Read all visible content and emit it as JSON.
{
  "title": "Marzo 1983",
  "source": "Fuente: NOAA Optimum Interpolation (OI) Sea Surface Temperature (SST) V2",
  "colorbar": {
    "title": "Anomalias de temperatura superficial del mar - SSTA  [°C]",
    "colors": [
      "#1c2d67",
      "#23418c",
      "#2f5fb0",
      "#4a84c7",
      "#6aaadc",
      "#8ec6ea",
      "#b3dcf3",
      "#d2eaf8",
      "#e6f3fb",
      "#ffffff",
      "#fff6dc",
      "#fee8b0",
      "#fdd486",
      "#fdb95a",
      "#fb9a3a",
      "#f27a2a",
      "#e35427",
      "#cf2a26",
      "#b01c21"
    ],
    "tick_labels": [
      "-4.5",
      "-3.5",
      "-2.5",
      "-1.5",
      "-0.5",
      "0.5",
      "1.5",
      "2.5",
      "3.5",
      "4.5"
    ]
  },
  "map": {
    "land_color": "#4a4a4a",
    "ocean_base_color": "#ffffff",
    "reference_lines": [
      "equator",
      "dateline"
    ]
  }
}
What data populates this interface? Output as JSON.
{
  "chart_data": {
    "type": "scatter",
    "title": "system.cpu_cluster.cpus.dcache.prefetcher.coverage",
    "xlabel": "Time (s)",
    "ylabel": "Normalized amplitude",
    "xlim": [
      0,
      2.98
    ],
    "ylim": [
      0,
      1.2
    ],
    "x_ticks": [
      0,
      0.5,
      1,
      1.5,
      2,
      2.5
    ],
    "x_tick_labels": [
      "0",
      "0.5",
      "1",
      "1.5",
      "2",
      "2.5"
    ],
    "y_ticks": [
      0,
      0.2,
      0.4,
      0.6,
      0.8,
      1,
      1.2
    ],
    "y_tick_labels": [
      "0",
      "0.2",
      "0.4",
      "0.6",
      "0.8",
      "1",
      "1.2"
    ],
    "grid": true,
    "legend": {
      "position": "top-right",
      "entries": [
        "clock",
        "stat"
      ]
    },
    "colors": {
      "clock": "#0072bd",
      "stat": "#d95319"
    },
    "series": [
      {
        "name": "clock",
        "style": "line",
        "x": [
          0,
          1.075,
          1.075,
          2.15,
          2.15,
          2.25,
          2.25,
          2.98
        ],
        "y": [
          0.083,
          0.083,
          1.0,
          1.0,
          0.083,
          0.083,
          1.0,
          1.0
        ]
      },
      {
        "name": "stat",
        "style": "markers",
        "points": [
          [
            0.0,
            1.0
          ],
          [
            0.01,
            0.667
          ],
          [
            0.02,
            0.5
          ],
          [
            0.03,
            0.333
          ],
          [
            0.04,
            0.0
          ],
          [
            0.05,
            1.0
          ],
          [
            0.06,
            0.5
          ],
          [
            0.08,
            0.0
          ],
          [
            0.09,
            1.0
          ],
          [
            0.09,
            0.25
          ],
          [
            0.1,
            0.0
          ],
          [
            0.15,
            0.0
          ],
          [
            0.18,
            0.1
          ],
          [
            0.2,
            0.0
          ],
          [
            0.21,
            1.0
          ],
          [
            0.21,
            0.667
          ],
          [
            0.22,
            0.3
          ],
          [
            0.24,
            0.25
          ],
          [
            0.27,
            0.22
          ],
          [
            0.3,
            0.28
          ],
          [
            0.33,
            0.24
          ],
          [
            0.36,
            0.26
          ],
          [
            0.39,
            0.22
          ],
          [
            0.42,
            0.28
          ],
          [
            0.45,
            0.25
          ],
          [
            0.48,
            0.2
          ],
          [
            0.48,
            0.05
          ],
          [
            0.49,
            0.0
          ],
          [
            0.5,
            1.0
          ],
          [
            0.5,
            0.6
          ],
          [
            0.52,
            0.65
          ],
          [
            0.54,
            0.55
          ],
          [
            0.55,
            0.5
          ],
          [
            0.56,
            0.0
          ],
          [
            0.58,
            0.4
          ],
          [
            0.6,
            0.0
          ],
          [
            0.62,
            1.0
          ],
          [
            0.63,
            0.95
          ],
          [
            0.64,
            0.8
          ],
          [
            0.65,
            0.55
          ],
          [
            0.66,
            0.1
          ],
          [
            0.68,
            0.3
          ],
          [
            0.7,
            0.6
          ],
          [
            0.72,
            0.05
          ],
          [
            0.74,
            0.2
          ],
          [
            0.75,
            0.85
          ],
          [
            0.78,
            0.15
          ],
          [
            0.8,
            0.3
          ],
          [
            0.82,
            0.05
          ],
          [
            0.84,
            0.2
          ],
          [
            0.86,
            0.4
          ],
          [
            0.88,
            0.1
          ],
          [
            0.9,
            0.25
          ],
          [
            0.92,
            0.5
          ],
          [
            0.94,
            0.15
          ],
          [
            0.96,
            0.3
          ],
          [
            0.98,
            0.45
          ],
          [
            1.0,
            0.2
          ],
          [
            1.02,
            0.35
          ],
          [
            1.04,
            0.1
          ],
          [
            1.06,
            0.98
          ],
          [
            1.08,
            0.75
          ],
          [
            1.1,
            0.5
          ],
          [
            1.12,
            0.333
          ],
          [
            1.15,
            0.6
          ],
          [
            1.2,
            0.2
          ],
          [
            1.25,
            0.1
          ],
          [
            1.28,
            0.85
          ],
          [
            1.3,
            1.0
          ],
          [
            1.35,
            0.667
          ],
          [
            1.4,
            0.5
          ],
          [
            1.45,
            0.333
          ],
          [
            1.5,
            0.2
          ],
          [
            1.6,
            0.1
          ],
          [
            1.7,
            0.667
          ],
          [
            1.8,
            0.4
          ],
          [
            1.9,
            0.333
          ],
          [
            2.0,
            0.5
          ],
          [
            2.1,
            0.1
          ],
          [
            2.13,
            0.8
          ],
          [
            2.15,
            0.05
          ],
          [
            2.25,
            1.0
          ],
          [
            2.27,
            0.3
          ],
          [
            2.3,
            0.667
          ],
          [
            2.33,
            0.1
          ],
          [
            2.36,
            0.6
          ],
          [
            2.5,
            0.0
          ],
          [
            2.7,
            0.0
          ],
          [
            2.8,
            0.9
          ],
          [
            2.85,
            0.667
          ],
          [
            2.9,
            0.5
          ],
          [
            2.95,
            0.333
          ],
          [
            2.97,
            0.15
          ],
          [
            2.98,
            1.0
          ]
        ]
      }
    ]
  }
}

——————

All of the data above should be transcribed exactly.

Read all visible content and emit it as JSON.
{
  "title": "Marzo 1983",
  "source": "Fuente: NOAA Optimum Interpolation (OI) Sea Surface Temperature (SST) V2",
  "colorbar": {
    "title": "Anomalias de temperatura superficial del mar - SSTA  [°C]",
    "colors": [
      "#1c2d67",
      "#23418c",
      "#2f5fb0",
      "#4a84c7",
      "#6aaadc",
      "#8ec6ea",
      "#b3dcf3",
      "#d2eaf8",
      "#e6f3fb",
      "#ffffff",
      "#fff6dc",
      "#fee8b0",
      "#fdd486",
      "#fdb95a",
      "#fb9a3a",
      "#f27a2a",
      "#e35427",
      "#cf2a26",
      "#b01c21"
    ],
    "tick_labels": [
      "-4.5",
      "-3.5",
      "-2.5",
      "-1.5",
      "-0.5",
      "0.5",
      "1.5",
      "2.5",
      "3.5",
      "4.5"
    ]
  },
  "map": {
    "land_color": "#4a4a4a",
    "ocean_base_color": "#ffffff",
    "reference_lines": [
      "equator",
      "dateline"
    ]
  }
}
What data populates this interface? Output as JSON.
{
  "chart_data": {
    "type": "scatter",
    "title": "system.cpu_cluster.cpus.dcache.prefetcher.coverage",
    "xlabel": "Time (s)",
    "ylabel": "Normalized amplitude",
    "xlim": [
      0,
      2.98
    ],
    "ylim": [
      0,
      1.2
    ],
    "x_ticks": [
      0,
      0.5,
      1,
      1.5,
      2,
      2.5
    ],
    "x_tick_labels": [
      "0",
      "0.5",
      "1",
      "1.5",
      "2",
      "2.5"
    ],
    "y_ticks": [
      0,
      0.2,
      0.4,
      0.6,
      0.8,
      1,
      1.2
    ],
    "y_tick_labels": [
      "0",
      "0.2",
      "0.4",
      "0.6",
      "0.8",
      "1",
      "1.2"
    ],
    "grid": true,
    "legend": {
      "position": "top-right",
      "entries": [
        "clock",
        "stat"
      ]
    },
    "colors": {
      "clock": "#0072bd",
      "stat": "#d95319"
    },
    "series": [
      {
        "name": "clock",
        "style": "line",
        "x": [
          0,
          1.075,
          1.075,
          2.15,
          2.15,
          2.25,
          2.25,
          2.98
        ],
        "y": [
          0.083,
          0.083,
          1.0,
          1.0,
          0.083,
          0.083,
          1.0,
          1.0
        ]
      },
      {
        "name": "stat",
        "style": "markers",
        "points": [
          [
            0.0,
            1.0
          ],
          [
            0.01,
            0.667
          ],
          [
            0.02,
            0.5
          ],
          [
            0.03,
            0.333
          ],
          [
            0.04,
            0.0
          ],
          [
            0.05,
            1.0
          ],
          [
            0.06,
            0.5
          ],
          [
            0.08,
            0.0
          ],
          [
            0.09,
            1.0
          ],
          [
            0.09,
            0.25
          ],
          [
            0.1,
            0.0
          ],
          [
            0.15,
            0.0
          ],
          [
            0.18,
            0.1
          ],
          [
            0.2,
            0.0
          ],
          [
            0.21,
            1.0
          ],
          [
            0.21,
            0.667
          ],
          [
            0.22,
            0.3
          ],
          [
            0.24,
            0.25
          ],
          [
            0.27,
            0.22
          ],
          [
            0.3,
            0.28
          ],
          [
            0.33,
            0.24
          ],
          [
            0.36,
            0.26
          ],
          [
            0.39,
            0.22
          ],
          [
            0.42,
            0.28
          ],
          [
            0.45,
            0.25
          ],
          [
            0.48,
            0.2
          ],
          [
            0.48,
            0.05
          ],
          [
            0.49,
            0.0
          ],
          [
            0.5,
            1.0
          ],
          [
            0.5,
            0.6
          ],
          [
            0.52,
            0.65
          ],
          [
            0.54,
            0.55
          ],
          [
            0.55,
            0.5
          ],
          [
            0.56,
            0.0
          ],
          [
            0.58,
            0.4
          ],
          [
            0.6,
            0.0
          ],
          [
            0.62,
            1.0
          ],
          [
            0.63,
            0.95
          ],
          [
            0.64,
            0.8
          ],
          [
            0.65,
            0.55
          ],
          [
            0.66,
            0.1
          ],
          [
            0.68,
            0.3
          ],
          [
            0.7,
            0.6
          ],
          [
            0.72,
            0.05
          ],
          [
            0.74,
            0.2
          ],
          [
            0.75,
            0.85
          ],
          [
            0.78,
            0.15
          ],
          [
            0.8,
            0.3
          ],
          [
            0.82,
            0.05
          ],
          [
            0.84,
            0.2
          ],
          [
            0.86,
            0.4
          ],
          [
            0.88,
            0.1
          ],
          [
            0.9,
            0.25
          ],
          [
            0.92,
            0.5
          ],
          [
            0.94,
            0.15
          ],
          [
            0.96,
            0.3
          ],
          [
            0.98,
            0.45
          ],
          [
            1.0,
            0.2
          ],
          [
            1.02,
            0.35
          ],
          [
            1.04,
            0.1
          ],
          [
            1.06,
            0.98
          ],
          [
            1.08,
            0.75
          ],
          [
            1.1,
            0.5
          ],
          [
            1.12,
            0.333
          ],
          [
            1.15,
            0.6
          ],
          [
            1.2,
            0.2
          ],
          [
            1.25,
            0.1
          ],
          [
            1.28,
            0.85
          ],
          [
            1.3,
            1.0
          ],
          [
            1.35,
            0.667
          ],
          [
            1.4,
            0.5
          ],
          [
            1.45,
            0.333
          ],
          [
            1.5,
            0.2
          ],
          [
            1.6,
            0.1
          ],
          [
            1.7,
            0.667
          ],
          [
            1.8,
            0.4
          ],
          [
            1.9,
            0.333
          ],
          [
            2.0,
            0.5
          ],
          [
            2.1,
            0.1
          ],
          [
            2.13,
            0.8
          ],
          [
            2.15,
            0.05
          ],
          [
            2.25,
            1.0
          ],
          [
            2.27,
            0.3
          ],
          [
            2.3,
            0.667
          ],
          [
            2.33,
            0.1
          ],
          [
            2.36,
            0.6
          ],
          [
            2.5,
            0.0
          ],
          [
            2.7,
            0.0
          ],
          [
            2.8,
            0.9
          ],
          [
            2.85,
            0.667
          ],
          [
            2.9,
            0.5
          ],
          [
            2.95,
            0.333
          ],
          [
            2.97,
            0.15
          ],
          [
            2.98,
            1.0
          ]
        ]
      }
    ]
  }
}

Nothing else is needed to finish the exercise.